▶ **Aim of the task**: Find the word "need" in the material below and gather every line that contains it.
* BEGIN *
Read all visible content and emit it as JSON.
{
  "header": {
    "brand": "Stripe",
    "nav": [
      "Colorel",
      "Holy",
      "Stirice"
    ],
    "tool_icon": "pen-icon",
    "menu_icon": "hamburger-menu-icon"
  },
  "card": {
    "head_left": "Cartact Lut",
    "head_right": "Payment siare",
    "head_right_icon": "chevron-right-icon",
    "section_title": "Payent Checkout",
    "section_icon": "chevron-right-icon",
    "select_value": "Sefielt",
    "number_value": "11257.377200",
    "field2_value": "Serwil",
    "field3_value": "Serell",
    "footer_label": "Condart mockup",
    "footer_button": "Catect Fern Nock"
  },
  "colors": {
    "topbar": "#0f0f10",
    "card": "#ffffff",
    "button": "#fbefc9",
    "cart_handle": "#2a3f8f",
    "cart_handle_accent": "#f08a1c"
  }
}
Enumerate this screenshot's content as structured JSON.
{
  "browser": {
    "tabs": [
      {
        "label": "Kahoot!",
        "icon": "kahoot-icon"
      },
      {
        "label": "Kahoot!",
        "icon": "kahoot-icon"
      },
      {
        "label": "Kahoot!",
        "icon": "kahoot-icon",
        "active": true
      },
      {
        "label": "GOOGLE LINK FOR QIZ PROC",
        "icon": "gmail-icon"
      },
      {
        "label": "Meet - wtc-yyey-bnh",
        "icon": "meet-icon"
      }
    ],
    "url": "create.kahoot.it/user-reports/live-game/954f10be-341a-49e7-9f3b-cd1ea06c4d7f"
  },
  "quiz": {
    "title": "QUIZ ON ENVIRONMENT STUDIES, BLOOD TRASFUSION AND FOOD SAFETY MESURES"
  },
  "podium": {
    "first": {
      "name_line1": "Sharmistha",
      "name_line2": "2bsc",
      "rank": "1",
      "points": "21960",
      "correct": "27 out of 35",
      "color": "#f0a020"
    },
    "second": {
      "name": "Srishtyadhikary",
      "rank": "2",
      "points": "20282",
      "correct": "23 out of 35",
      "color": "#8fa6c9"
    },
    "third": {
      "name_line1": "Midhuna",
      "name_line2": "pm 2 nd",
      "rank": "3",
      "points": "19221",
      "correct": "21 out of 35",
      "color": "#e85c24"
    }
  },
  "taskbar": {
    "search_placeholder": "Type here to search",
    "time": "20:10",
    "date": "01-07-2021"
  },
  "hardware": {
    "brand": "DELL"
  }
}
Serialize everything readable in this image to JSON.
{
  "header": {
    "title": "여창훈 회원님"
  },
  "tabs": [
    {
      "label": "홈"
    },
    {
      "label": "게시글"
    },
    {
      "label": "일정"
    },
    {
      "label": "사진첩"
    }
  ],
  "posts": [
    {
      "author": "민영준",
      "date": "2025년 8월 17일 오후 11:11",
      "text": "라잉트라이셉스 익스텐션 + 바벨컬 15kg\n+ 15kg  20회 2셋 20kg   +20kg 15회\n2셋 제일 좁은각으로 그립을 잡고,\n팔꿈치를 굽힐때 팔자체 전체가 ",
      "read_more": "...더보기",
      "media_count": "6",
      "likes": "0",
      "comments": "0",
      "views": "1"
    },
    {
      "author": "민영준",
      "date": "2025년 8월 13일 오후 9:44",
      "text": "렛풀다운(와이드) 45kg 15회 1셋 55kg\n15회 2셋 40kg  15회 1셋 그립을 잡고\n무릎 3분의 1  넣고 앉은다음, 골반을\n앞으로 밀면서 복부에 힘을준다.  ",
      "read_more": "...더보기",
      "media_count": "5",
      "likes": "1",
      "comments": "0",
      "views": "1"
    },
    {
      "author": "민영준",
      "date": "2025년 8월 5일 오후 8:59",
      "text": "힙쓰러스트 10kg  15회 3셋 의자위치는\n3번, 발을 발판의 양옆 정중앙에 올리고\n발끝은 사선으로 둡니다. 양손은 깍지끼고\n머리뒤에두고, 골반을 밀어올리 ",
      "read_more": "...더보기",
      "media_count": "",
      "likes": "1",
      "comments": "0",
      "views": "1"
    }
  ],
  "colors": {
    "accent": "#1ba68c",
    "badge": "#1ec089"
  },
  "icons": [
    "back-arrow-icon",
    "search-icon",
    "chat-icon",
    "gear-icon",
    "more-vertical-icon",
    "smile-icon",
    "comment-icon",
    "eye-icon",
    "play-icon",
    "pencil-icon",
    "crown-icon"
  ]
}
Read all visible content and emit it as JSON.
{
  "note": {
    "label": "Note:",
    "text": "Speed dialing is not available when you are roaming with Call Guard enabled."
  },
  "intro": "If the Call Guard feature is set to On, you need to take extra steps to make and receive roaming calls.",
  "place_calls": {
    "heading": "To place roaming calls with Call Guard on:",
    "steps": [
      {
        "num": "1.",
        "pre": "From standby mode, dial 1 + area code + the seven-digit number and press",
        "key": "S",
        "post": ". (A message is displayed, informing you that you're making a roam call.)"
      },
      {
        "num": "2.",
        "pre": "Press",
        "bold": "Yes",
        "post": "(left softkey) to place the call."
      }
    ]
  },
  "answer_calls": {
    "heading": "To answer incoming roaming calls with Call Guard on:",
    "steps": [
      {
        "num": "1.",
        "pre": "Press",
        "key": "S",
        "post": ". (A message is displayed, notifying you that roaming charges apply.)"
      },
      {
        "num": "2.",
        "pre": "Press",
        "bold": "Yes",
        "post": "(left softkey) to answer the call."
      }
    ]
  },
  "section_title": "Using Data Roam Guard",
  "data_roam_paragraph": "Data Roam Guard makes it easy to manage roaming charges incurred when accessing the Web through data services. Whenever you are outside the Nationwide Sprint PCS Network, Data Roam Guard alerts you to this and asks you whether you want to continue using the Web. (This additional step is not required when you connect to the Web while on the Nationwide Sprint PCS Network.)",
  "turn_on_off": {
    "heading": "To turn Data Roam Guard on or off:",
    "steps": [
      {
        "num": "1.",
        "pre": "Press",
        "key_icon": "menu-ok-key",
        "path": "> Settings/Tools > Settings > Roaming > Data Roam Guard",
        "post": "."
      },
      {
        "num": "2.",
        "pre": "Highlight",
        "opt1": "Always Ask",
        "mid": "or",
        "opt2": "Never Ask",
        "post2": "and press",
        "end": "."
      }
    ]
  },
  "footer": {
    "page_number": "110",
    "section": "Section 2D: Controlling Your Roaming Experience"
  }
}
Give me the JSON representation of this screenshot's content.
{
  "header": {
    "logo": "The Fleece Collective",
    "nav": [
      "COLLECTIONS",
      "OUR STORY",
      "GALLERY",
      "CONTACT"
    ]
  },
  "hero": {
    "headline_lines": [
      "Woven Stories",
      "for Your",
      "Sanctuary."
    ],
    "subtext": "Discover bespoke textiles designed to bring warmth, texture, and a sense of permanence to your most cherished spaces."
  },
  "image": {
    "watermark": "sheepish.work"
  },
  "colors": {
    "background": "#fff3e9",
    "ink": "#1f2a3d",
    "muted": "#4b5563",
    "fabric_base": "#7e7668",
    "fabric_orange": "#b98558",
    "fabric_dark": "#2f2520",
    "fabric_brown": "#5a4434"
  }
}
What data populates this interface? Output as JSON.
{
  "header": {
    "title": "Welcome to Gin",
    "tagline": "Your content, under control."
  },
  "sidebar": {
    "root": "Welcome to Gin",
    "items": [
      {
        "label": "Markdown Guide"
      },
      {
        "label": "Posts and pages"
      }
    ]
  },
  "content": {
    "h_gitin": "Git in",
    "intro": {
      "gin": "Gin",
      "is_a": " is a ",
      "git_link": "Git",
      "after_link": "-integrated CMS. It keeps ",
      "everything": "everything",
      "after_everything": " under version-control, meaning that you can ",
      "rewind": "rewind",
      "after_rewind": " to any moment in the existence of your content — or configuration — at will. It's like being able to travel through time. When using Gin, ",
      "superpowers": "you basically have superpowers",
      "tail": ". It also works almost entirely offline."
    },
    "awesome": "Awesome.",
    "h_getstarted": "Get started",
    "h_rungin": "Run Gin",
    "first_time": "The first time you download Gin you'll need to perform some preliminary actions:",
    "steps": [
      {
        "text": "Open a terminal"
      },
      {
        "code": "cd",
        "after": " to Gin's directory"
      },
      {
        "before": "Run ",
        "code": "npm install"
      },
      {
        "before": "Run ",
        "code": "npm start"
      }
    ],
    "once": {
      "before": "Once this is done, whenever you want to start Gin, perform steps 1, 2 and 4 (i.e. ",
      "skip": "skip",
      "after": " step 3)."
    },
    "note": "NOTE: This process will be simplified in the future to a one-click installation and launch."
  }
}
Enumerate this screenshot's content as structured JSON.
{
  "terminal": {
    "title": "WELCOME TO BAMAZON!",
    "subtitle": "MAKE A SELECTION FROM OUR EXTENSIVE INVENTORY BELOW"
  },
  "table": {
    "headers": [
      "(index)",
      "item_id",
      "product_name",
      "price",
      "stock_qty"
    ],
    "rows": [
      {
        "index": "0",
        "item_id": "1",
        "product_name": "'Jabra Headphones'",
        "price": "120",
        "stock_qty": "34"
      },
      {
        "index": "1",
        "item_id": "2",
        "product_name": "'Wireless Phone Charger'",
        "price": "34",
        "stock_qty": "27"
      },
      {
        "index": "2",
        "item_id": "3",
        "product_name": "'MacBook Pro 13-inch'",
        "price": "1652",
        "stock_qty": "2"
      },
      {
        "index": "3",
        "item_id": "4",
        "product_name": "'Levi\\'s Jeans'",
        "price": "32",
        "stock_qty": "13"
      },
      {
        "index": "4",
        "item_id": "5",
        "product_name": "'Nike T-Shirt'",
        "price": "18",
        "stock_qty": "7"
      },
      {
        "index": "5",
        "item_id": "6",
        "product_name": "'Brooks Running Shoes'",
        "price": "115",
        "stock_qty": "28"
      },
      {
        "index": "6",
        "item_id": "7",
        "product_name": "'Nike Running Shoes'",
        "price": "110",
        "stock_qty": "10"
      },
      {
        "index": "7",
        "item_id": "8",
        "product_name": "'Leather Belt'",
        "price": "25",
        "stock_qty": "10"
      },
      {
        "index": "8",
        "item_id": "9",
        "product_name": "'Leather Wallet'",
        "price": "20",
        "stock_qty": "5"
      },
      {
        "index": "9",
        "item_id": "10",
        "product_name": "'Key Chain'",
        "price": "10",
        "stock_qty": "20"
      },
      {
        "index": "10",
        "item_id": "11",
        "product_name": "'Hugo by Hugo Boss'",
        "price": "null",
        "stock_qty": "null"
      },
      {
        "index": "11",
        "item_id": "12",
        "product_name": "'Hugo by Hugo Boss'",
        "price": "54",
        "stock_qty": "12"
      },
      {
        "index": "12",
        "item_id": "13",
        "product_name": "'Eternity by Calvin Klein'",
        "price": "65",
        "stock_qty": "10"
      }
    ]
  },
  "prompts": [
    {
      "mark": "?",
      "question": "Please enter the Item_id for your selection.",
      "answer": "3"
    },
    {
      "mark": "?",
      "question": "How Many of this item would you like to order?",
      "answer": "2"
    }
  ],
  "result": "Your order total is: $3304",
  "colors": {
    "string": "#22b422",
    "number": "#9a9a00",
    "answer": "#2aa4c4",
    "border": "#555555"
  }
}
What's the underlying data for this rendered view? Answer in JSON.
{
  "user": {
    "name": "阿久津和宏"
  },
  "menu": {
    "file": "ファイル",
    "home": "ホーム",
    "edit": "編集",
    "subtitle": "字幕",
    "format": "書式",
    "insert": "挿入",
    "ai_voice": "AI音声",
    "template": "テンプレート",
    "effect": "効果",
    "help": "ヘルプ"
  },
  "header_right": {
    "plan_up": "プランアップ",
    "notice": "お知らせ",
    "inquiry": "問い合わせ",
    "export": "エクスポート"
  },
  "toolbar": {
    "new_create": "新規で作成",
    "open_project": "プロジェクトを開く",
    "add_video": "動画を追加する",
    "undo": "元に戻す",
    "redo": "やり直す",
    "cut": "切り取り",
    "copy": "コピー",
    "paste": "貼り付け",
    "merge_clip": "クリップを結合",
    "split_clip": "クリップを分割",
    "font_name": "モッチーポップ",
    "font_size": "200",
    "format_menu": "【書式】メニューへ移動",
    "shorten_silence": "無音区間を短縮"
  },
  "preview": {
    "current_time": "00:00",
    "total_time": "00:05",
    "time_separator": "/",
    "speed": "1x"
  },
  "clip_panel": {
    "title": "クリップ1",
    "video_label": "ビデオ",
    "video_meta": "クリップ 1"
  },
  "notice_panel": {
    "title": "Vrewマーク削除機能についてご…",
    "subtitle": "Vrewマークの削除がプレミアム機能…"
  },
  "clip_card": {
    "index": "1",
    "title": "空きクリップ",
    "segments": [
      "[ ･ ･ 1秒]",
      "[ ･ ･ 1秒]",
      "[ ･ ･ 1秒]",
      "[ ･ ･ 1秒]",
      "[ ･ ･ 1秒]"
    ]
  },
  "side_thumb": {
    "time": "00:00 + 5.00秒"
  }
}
* END *
▶ **Exercise response**:
  "intro": "If the Call Guard feature is set to On, you need to take extra steps to make and receive roaming calls.",
    "first_time": "The first time you download Gin you'll need to perform some preliminary actions:",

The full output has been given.